## Stated exercise
Repeat the entries that follow verbatim, without any of their pictures.

Source records:
———

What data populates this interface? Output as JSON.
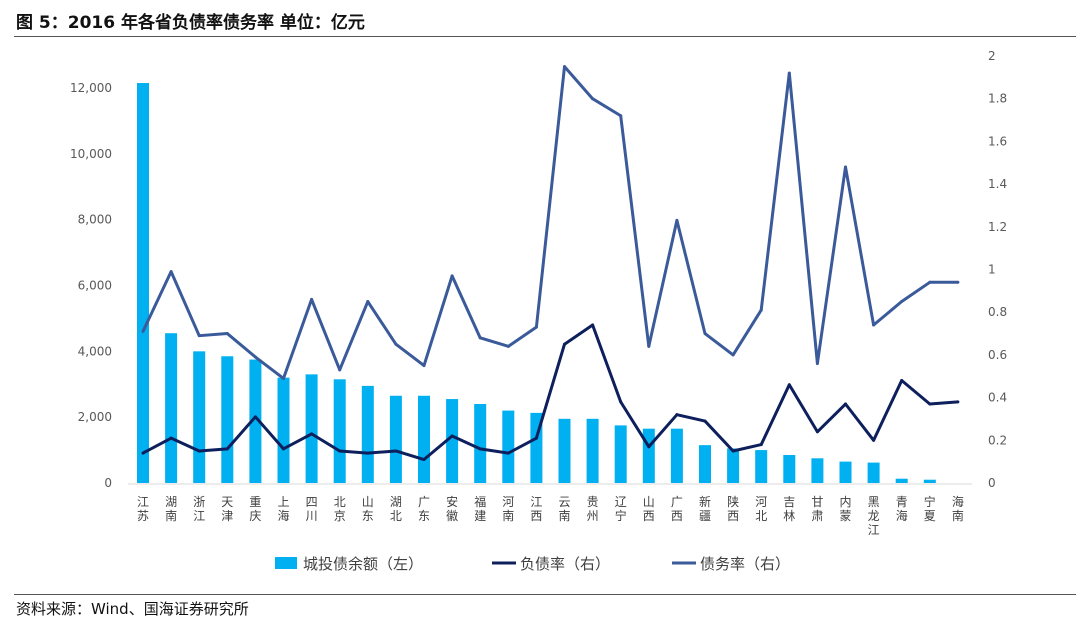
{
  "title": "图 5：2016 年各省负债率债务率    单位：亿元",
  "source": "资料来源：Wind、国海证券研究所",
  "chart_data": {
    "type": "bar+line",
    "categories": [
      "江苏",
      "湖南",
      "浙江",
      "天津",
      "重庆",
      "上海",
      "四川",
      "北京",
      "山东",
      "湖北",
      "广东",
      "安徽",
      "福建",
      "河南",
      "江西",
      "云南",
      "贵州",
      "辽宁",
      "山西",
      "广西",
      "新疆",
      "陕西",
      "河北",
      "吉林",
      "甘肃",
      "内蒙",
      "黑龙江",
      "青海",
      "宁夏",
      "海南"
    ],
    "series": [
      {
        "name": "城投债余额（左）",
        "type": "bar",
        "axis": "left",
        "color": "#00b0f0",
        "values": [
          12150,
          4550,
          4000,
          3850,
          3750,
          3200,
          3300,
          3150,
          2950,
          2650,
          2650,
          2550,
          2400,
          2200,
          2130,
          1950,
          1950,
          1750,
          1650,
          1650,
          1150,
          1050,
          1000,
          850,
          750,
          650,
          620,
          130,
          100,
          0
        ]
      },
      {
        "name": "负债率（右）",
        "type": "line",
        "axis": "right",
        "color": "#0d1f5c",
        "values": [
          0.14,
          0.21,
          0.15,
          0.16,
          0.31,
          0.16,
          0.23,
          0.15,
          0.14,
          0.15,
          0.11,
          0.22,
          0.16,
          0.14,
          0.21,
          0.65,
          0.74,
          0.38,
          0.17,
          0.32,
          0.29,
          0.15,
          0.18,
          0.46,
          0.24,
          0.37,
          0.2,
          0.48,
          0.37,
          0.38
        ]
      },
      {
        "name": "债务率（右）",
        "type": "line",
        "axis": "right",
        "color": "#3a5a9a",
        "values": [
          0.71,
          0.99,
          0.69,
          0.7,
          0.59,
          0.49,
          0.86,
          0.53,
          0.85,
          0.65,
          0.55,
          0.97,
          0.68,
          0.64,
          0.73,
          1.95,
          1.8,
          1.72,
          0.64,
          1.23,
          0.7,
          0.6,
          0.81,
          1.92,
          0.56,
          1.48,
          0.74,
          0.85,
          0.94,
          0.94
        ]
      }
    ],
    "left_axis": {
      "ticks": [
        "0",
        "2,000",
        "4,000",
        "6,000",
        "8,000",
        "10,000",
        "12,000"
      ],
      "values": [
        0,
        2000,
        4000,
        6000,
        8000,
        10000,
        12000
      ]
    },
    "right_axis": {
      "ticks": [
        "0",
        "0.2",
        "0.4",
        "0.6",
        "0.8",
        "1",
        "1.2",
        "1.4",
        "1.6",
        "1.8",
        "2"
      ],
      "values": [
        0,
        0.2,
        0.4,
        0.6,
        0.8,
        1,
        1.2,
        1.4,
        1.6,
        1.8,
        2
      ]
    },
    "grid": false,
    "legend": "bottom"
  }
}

———

## Solution to this problem
What data populates this interface? Output as JSON.
{
  "title": "图 5：2016 年各省负债率债务率    单位：亿元",
  "source": "资料来源：Wind、国海证券研究所",
  "chart_data": {
    "type": "bar+line",
    "categories": [
      "江苏",
      "湖南",
      "浙江",
      "天津",
      "重庆",
      "上海",
      "四川",
      "北京",
      "山东",
      "湖北",
      "广东",
      "安徽",
      "福建",
      "河南",
      "江西",
      "云南",
      "贵州",
      "辽宁",
      "山西",
      "广西",
      "新疆",
      "陕西",
      "河北",
      "吉林",
      "甘肃",
      "内蒙",
      "黑龙江",
      "青海",
      "宁夏",
      "海南"
    ],
    "series": [
      {
        "name": "城投债余额（左）",
        "type": "bar",
        "axis": "left",
        "color": "#00b0f0",
        "values": [
          12150,
          4550,
          4000,
          3850,
          3750,
          3200,
          3300,
          3150,
          2950,
          2650,
          2650,
          2550,
          2400,
          2200,
          2130,
          1950,
          1950,
          1750,
          1650,
          1650,
          1150,
          1050,
          1000,
          850,
          750,
          650,
          620,
          130,
          100,
          0
        ]
      },
      {
        "name": "负债率（右）",
        "type": "line",
        "axis": "right",
        "color": "#0d1f5c",
        "values": [
          0.14,
          0.21,
          0.15,
          0.16,
          0.31,
          0.16,
          0.23,
          0.15,
          0.14,
          0.15,
          0.11,
          0.22,
          0.16,
          0.14,
          0.21,
          0.65,
          0.74,
          0.38,
          0.17,
          0.32,
          0.29,
          0.15,
          0.18,
          0.46,
          0.24,
          0.37,
          0.2,
          0.48,
          0.37,
          0.38
        ]
      },
      {
        "name": "债务率（右）",
        "type": "line",
        "axis": "right",
        "color": "#3a5a9a",
        "values": [
          0.71,
          0.99,
          0.69,
          0.7,
          0.59,
          0.49,
          0.86,
          0.53,
          0.85,
          0.65,
          0.55,
          0.97,
          0.68,
          0.64,
          0.73,
          1.95,
          1.8,
          1.72,
          0.64,
          1.23,
          0.7,
          0.6,
          0.81,
          1.92,
          0.56,
          1.48,
          0.74,
          0.85,
          0.94,
          0.94
        ]
      }
    ],
    "left_axis": {
      "ticks": [
        "0",
        "2,000",
        "4,000",
        "6,000",
        "8,000",
        "10,000",
        "12,000"
      ],
      "values": [
        0,
        2000,
        4000,
        6000,
        8000,
        10000,
        12000
      ]
    },
    "right_axis": {
      "ticks": [
        "0",
        "0.2",
        "0.4",
        "0.6",
        "0.8",
        "1",
        "1.2",
        "1.4",
        "1.6",
        "1.8",
        "2"
      ],
      "values": [
        0,
        0.2,
        0.4,
        0.6,
        0.8,
        1,
        1.2,
        1.4,
        1.6,
        1.8,
        2
      ]
    },
    "grid": false,
    "legend": "bottom"
  }
}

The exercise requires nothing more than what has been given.